- Description of the task
Copy the data exactly; pictures stay out of the copy.

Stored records
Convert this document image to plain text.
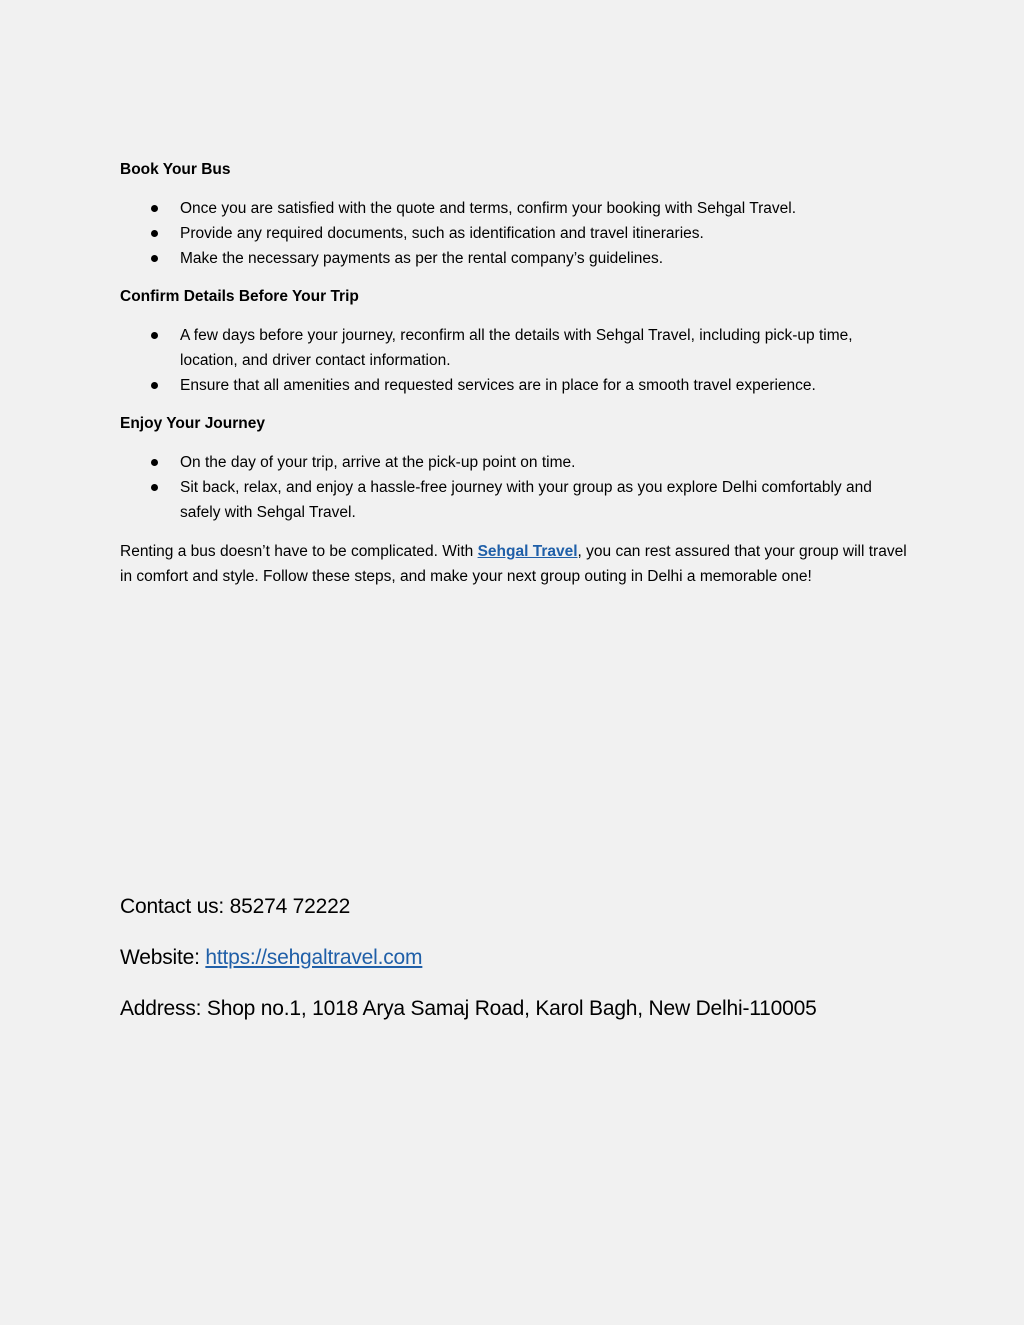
Book Your Bus
Once you are satisfied with the quote and terms, confirm your booking with Sehgal Travel.
Provide any required documents, such as identification and travel itineraries.
Make the necessary payments as per the rental company’s guidelines.
Confirm Details Before Your Trip
A few days before your journey, reconfirm all the details with Sehgal Travel, including pick-up time, location, and driver contact information.
Ensure that all amenities and requested services are in place for a smooth travel experience.
Enjoy Your Journey
On the day of your trip, arrive at the pick-up point on time.
Sit back, relax, and enjoy a hassle-free journey with your group as you explore Delhi comfortably and safely with Sehgal Travel.

Renting a bus doesn’t have to be complicated. With Sehgal Travel, you can rest assured that your group will travel in comfort and style. Follow these steps, and make your next group outing in Delhi a memorable one!

Contact us: 85274 72222
Website: https://sehgaltravel.com
Address: Shop no.1, 1018 Arya Samaj Road, Karol Bagh, New Delhi-110005
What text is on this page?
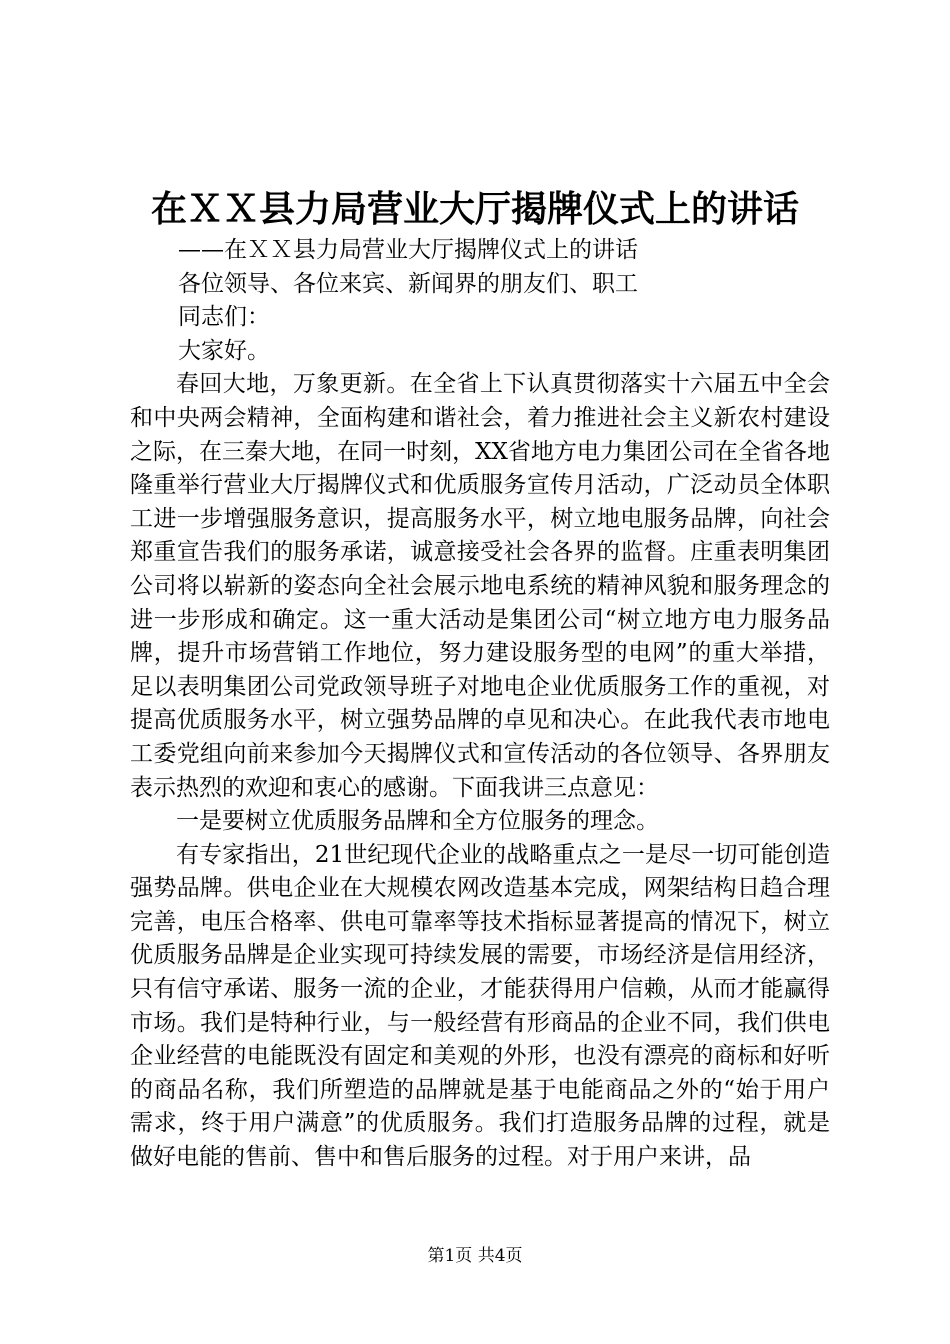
在ＸＸ县力局营业大厅揭牌仪式上的讲话

——在ＸＸ县力局营业大厅揭牌仪式上的讲话

各位领导、各位来宾、新闻界的朋友们、职工

同志们：

大家好。

春回大地，万象更新。在全省上下认真贯彻落实十六届五中全会和中央两会精神，全面构建和谐社会，着力推进社会主义新农村建设之际，在三秦大地，在同一时刻，XX省地方电力集团公司在全省各地隆重举行营业大厅揭牌仪式和优质服务宣传月活动，广泛动员全体职工进一步增强服务意识，提高服务水平，树立地电服务品牌，向社会郑重宣告我们的服务承诺，诚意接受社会各界的监督。庄重表明集团公司将以崭新的姿态向全社会展示地电系统的精神风貌和服务理念的进一步形成和确定。这一重大活动是集团公司“树立地方电力服务品牌，提升市场营销工作地位，努力建设服务型的电网”的重大举措，足以表明集团公司党政领导班子对地电企业优质服务工作的重视，对提高优质服务水平，树立强势品牌的卓见和决心。在此我代表市地电工委党组向前来参加今天揭牌仪式和宣传活动的各位领导、各界朋友表示热烈的欢迎和衷心的感谢。下面我讲三点意见：

一是要树立优质服务品牌和全方位服务的理念。

有专家指出，21世纪现代企业的战略重点之一是尽一切可能创造强势品牌。供电企业在大规模农网改造基本完成，网架结构日趋合理完善，电压合格率、供电可靠率等技术指标显著提高的情况下，树立优质服务品牌是企业实现可持续发展的需要，市场经济是信用经济，只有信守承诺、服务一流的企业，才能获得用户信赖，从而才能赢得市场。我们是特种行业，与一般经营有形商品的企业不同，我们供电企业经营的电能既没有固定和美观的外形，也没有漂亮的商标和好听的商品名称，我们所塑造的品牌就是基于电能商品之外的“始于用户需求，终于用户满意”的优质服务。我们打造服务品牌的过程，就是做好电能的售前、售中和售后服务的过程。对于用户来讲，品

第1页 共4页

- Exercise result
Convert this document image to plain text.
Book Your Bus
Once you are satisfied with the quote and terms, confirm your booking with Sehgal Travel.
Provide any required documents, such as identification and travel itineraries.
Make the necessary payments as per the rental company’s guidelines.
Confirm Details Before Your Trip
A few days before your journey, reconfirm all the details with Sehgal Travel, including pick-up time, location, and driver contact information.
Ensure that all amenities and requested services are in place for a smooth travel experience.
Enjoy Your Journey
On the day of your trip, arrive at the pick-up point on time.
Sit back, relax, and enjoy a hassle-free journey with your group as you explore Delhi comfortably and safely with Sehgal Travel.

Renting a bus doesn’t have to be complicated. With Sehgal Travel, you can rest assured that your group will travel in comfort and style. Follow these steps, and make your next group outing in Delhi a memorable one!

Contact us: 85274 72222
Website: https://sehgaltravel.com
Address: Shop no.1, 1018 Arya Samaj Road, Karol Bagh, New Delhi-110005
What text is on this page?
在ＸＸ县力局营业大厅揭牌仪式上的讲话

——在ＸＸ县力局营业大厅揭牌仪式上的讲话

各位领导、各位来宾、新闻界的朋友们、职工

同志们：

大家好。

春回大地，万象更新。在全省上下认真贯彻落实十六届五中全会和中央两会精神，全面构建和谐社会，着力推进社会主义新农村建设之际，在三秦大地，在同一时刻，XX省地方电力集团公司在全省各地隆重举行营业大厅揭牌仪式和优质服务宣传月活动，广泛动员全体职工进一步增强服务意识，提高服务水平，树立地电服务品牌，向社会郑重宣告我们的服务承诺，诚意接受社会各界的监督。庄重表明集团公司将以崭新的姿态向全社会展示地电系统的精神风貌和服务理念的进一步形成和确定。这一重大活动是集团公司“树立地方电力服务品牌，提升市场营销工作地位，努力建设服务型的电网”的重大举措，足以表明集团公司党政领导班子对地电企业优质服务工作的重视，对提高优质服务水平，树立强势品牌的卓见和决心。在此我代表市地电工委党组向前来参加今天揭牌仪式和宣传活动的各位领导、各界朋友表示热烈的欢迎和衷心的感谢。下面我讲三点意见：

一是要树立优质服务品牌和全方位服务的理念。

有专家指出，21世纪现代企业的战略重点之一是尽一切可能创造强势品牌。供电企业在大规模农网改造基本完成，网架结构日趋合理完善，电压合格率、供电可靠率等技术指标显著提高的情况下，树立优质服务品牌是企业实现可持续发展的需要，市场经济是信用经济，只有信守承诺、服务一流的企业，才能获得用户信赖，从而才能赢得市场。我们是特种行业，与一般经营有形商品的企业不同，我们供电企业经营的电能既没有固定和美观的外形，也没有漂亮的商标和好听的商品名称，我们所塑造的品牌就是基于电能商品之外的“始于用户需求，终于用户满意”的优质服务。我们打造服务品牌的过程，就是做好电能的售前、售中和售后服务的过程。对于用户来讲，品

第1页 共4页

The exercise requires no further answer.